GIVEN EXERCISE 1:
Print the entries from the line containing "point-plus [474,175,481,182]" through the line containing "point-plus [206,334,213,341]", with both of those lines included, and reproduce every line exactly.

As we were leaving the park we noticed this young man dressed in his school uniform walking along the street. In Japan young kids are trained at an early age to navigate the Tokyo train system and you can frequently see them walking alone on the streets and in the stations.

It was getting late so we started looking for a place to eat and the train station to take us back to our hotel.

 

 

Our son had a day off from work so he was going to take us out to Okutama, Japan to do some hiking. Apparently there was a beautiful hike along the Tama River. We walked across a bridge to a grocery store looking for the Kazumakyo walking route.

 

While we were standing along the road the first of many cars loaded with politicians came by. Apparently it was election season and they drive around constantly with loudspeakers blaring.

Google Maps was not cooperating and the two navigators were having problems finding the trail.

It looked like the trail followed the road for quite a ways so we started walking along the road above the river. There were some nice fall colors.

After walking for a while we decided we must be on the wrong road so we turned around and walked back toward town.

However, our son concluded that we were on the right road we just didn’t follow it far enough.

These two men had been standing in front of this store watching us walk past the three times. Our son speaks fluent Japanese so he could have asked directions but men don’t ask directions. We also walked through a construction zone several times. The workers probably thought we were nuts.

We continued walking along the road and found that, if we had just walked a little further the first time, we would have reached the hiking trail.

We were happy to find the signs and started walking down some steps toward the river only to find that the trail was closed. Apparently parts of it were washed out during the October Typhoon.

RECORDED INFORMATION:
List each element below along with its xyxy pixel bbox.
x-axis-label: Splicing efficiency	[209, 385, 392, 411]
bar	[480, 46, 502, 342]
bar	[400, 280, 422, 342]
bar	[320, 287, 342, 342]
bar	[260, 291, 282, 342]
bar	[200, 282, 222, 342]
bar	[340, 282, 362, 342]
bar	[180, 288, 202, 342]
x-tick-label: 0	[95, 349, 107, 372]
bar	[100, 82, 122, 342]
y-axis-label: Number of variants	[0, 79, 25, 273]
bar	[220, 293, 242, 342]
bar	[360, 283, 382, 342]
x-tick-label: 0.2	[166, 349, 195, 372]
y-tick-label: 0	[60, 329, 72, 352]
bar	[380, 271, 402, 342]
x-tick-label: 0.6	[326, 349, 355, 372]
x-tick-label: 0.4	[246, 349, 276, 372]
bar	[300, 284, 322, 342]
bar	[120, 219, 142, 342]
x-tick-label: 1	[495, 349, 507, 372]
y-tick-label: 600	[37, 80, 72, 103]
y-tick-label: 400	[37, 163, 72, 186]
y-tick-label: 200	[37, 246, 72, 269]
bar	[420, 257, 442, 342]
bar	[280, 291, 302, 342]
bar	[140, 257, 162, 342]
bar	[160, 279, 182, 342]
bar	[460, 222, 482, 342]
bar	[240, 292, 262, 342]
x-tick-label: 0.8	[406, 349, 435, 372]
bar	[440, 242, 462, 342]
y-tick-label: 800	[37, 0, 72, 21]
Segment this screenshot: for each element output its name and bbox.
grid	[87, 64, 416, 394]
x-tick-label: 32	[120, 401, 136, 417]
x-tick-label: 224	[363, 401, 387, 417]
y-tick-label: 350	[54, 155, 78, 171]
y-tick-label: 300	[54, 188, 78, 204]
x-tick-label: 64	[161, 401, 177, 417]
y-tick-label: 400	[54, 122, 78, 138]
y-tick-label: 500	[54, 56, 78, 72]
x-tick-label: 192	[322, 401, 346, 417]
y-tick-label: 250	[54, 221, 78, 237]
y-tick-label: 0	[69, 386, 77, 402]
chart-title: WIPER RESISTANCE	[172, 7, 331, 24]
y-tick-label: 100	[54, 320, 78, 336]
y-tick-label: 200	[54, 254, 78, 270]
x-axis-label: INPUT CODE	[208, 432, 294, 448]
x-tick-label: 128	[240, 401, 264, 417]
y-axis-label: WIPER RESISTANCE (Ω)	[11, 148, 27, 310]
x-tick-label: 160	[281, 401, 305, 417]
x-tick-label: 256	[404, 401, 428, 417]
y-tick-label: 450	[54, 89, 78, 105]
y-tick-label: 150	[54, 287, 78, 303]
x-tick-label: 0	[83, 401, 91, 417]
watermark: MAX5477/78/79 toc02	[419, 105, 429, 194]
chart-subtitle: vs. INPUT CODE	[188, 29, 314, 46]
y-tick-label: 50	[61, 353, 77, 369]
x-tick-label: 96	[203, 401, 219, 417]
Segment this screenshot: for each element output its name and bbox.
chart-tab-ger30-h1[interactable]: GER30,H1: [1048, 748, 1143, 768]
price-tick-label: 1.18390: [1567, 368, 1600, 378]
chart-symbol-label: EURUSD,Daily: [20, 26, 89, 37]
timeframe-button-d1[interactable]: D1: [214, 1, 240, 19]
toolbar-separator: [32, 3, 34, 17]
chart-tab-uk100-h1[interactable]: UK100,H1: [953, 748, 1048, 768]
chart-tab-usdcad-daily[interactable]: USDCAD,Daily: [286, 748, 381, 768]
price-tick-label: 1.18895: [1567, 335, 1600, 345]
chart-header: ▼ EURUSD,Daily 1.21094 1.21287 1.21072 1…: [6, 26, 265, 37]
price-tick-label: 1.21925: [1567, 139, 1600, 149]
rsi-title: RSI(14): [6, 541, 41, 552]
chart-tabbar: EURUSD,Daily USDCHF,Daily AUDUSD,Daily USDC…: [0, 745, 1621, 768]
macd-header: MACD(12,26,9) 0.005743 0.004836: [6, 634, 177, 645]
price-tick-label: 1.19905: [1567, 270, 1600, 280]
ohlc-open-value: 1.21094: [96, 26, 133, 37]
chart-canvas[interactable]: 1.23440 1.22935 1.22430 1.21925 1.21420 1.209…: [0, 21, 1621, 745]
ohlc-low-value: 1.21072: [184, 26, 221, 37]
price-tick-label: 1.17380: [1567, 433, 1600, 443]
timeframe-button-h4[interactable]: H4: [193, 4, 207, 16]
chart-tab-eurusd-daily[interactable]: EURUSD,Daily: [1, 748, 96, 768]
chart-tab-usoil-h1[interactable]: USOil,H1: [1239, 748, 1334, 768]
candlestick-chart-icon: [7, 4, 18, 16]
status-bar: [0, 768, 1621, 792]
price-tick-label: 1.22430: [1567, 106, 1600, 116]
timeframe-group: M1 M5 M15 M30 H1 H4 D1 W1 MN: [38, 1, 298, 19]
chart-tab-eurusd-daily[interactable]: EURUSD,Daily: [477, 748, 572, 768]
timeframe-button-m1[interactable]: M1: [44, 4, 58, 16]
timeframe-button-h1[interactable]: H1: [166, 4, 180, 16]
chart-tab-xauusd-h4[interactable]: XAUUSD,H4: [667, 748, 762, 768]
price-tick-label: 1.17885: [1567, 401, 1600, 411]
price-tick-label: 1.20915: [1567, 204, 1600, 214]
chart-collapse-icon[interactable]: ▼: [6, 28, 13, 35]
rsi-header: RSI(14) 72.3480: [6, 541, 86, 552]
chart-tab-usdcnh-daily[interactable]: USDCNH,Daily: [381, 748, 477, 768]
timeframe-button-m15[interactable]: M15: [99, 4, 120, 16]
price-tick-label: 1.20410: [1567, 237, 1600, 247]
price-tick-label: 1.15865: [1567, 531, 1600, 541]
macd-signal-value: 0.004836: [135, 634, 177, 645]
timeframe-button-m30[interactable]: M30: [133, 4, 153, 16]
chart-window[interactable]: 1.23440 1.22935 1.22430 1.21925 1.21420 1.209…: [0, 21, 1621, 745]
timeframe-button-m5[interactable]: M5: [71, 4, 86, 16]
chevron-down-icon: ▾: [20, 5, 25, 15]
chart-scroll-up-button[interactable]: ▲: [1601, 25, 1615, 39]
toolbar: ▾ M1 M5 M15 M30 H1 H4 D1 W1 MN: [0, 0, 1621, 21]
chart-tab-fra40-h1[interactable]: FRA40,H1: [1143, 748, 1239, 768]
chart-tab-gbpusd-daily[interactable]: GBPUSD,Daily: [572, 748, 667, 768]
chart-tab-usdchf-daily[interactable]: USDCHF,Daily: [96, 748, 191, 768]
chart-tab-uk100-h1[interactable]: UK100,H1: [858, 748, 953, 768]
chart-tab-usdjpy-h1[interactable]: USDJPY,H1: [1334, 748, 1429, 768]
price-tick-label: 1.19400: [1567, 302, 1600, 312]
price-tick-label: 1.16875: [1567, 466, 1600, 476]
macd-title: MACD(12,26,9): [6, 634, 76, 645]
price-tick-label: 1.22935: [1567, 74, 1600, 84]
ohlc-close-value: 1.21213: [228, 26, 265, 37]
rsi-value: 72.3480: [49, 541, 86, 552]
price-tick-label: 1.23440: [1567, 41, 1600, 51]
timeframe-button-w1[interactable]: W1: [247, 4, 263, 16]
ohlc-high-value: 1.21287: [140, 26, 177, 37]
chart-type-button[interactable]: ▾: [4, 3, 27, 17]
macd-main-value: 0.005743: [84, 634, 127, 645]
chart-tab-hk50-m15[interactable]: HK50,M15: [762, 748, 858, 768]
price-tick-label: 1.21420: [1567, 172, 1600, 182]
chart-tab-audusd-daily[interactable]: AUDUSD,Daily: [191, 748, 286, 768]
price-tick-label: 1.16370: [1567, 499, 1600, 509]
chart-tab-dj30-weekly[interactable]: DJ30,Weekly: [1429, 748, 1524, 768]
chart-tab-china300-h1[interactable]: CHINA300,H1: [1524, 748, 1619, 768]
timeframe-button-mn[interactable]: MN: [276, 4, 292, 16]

==

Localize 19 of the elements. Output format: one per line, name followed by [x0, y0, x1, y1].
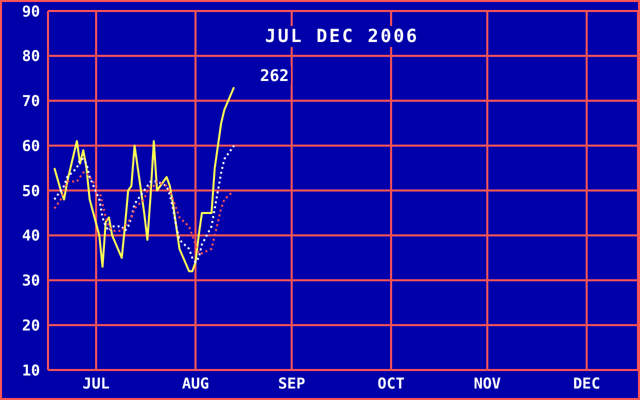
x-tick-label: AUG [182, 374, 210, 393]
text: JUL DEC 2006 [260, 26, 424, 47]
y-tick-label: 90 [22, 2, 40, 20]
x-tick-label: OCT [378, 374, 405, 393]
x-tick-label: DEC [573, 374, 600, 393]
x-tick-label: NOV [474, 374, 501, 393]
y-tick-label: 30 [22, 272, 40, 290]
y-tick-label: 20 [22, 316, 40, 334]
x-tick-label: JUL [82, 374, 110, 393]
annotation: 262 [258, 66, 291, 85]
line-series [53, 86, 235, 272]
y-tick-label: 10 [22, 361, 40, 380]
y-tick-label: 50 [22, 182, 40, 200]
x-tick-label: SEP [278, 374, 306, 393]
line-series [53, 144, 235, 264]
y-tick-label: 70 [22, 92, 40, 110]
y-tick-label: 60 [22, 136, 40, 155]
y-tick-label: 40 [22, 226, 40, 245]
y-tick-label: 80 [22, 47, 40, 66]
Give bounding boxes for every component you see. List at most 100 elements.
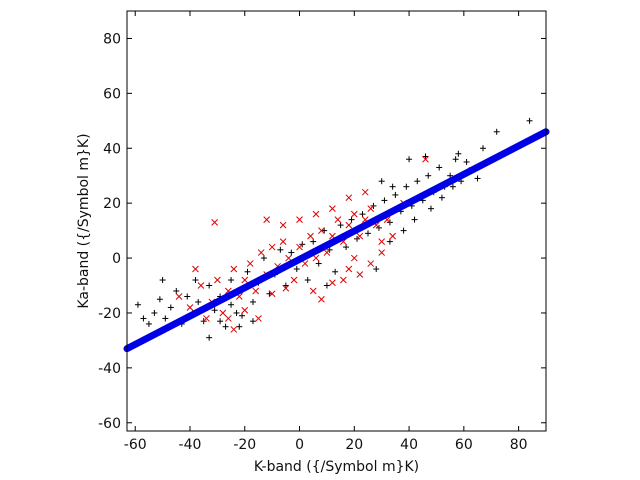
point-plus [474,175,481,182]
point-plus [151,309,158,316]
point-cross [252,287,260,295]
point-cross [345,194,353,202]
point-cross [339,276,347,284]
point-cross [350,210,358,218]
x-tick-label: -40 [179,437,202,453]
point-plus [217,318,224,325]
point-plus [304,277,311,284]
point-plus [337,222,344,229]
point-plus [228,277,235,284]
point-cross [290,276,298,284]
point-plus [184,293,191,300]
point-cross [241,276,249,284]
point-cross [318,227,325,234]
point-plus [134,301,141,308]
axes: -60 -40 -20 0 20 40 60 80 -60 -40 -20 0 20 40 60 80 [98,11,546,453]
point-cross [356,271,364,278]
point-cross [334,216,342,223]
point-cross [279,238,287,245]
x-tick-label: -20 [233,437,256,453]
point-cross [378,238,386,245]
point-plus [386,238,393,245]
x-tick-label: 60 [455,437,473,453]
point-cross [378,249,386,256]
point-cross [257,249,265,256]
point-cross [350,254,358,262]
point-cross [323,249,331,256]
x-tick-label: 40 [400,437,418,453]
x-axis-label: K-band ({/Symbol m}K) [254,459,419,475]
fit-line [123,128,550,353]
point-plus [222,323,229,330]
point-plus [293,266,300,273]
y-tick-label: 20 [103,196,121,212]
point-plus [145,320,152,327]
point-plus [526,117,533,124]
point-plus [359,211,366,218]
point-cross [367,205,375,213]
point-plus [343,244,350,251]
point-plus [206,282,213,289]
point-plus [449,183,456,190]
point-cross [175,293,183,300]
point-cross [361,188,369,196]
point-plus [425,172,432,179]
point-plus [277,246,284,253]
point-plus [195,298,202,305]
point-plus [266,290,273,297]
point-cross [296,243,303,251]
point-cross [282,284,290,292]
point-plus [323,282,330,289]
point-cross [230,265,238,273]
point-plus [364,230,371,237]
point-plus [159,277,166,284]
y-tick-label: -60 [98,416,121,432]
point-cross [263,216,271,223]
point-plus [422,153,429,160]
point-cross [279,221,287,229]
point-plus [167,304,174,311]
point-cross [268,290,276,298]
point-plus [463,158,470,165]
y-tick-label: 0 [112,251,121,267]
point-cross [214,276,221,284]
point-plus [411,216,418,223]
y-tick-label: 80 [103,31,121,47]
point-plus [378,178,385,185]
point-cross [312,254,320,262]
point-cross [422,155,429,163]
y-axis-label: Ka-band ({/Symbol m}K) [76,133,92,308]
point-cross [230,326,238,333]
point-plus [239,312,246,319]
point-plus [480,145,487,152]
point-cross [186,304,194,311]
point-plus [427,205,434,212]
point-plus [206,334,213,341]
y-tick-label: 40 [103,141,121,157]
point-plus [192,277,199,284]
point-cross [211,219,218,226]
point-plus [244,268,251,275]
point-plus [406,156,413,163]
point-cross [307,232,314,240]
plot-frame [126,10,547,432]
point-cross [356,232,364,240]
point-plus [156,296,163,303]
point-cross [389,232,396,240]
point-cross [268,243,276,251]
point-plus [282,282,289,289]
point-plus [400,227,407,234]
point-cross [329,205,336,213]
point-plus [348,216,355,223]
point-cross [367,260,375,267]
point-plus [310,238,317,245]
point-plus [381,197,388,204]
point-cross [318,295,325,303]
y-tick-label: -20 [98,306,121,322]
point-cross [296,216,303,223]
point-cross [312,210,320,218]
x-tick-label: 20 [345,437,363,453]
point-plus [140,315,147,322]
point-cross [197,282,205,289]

GIVEN EXERCISE 2:
According to the account of the outing to Okutama, which walking route were they looking for?

FULL SOLUTION 1:
point-plus [474,175,481,182]
point-plus [151,309,158,316]
point-cross [252,287,260,295]
point-cross [345,194,353,202]
point-cross [339,276,347,284]
point-cross [350,210,358,218]
x-tick-label: -40 [179,437,202,453]
point-plus [217,318,224,325]
point-plus [304,277,311,284]
point-plus [337,222,344,229]
point-plus [228,277,235,284]
point-cross [290,276,298,284]
point-plus [184,293,191,300]
point-cross [241,276,249,284]
point-cross [318,227,325,234]
point-plus [134,301,141,308]
axes: -60 -40 -20 0 20 40 60 80 -60 -40 -20 0 20 40 60 80 [98,11,546,453]
point-cross [356,271,364,278]
point-cross [334,216,342,223]
point-cross [279,238,287,245]
x-tick-label: -20 [233,437,256,453]
point-cross [378,238,386,245]
point-plus [386,238,393,245]
x-tick-label: 60 [455,437,473,453]
point-cross [378,249,386,256]
point-cross [257,249,265,256]
point-cross [350,254,358,262]
point-cross [323,249,331,256]
x-tick-label: 40 [400,437,418,453]
x-axis-label: K-band ({/Symbol m}K) [254,459,419,475]
fit-line [123,128,550,353]
point-plus [222,323,229,330]
point-plus [293,266,300,273]
y-tick-label: 20 [103,196,121,212]
point-plus [145,320,152,327]
point-plus [526,117,533,124]
point-plus [359,211,366,218]
point-cross [367,205,375,213]
point-plus [343,244,350,251]
point-plus [206,282,213,289]
point-plus [449,183,456,190]
point-cross [175,293,183,300]
point-cross [361,188,369,196]
point-plus [425,172,432,179]
point-plus [277,246,284,253]
point-plus [195,298,202,305]
point-plus [266,290,273,297]
point-cross [296,243,303,251]
point-cross [282,284,290,292]
point-plus [323,282,330,289]
point-cross [230,265,238,273]
point-plus [364,230,371,237]
point-plus [159,277,166,284]
y-tick-label: -60 [98,416,121,432]
point-cross [263,216,271,223]
point-plus [422,153,429,160]
point-cross [279,221,287,229]
point-plus [167,304,174,311]
point-cross [268,290,276,298]
point-plus [463,158,470,165]
y-tick-label: 0 [112,251,121,267]
point-cross [214,276,221,284]
point-plus [411,216,418,223]
y-tick-label: 80 [103,31,121,47]
point-plus [378,178,385,185]
point-cross [312,254,320,262]
point-cross [422,155,429,163]
y-axis-label: Ka-band ({/Symbol m}K) [76,133,92,308]
point-cross [230,326,238,333]
point-plus [239,312,246,319]
point-plus [480,145,487,152]
point-cross [186,304,194,311]
point-plus [427,205,434,212]
point-plus [206,334,213,341]

FULL SOLUTION 2:
The Kazumakyo walking route.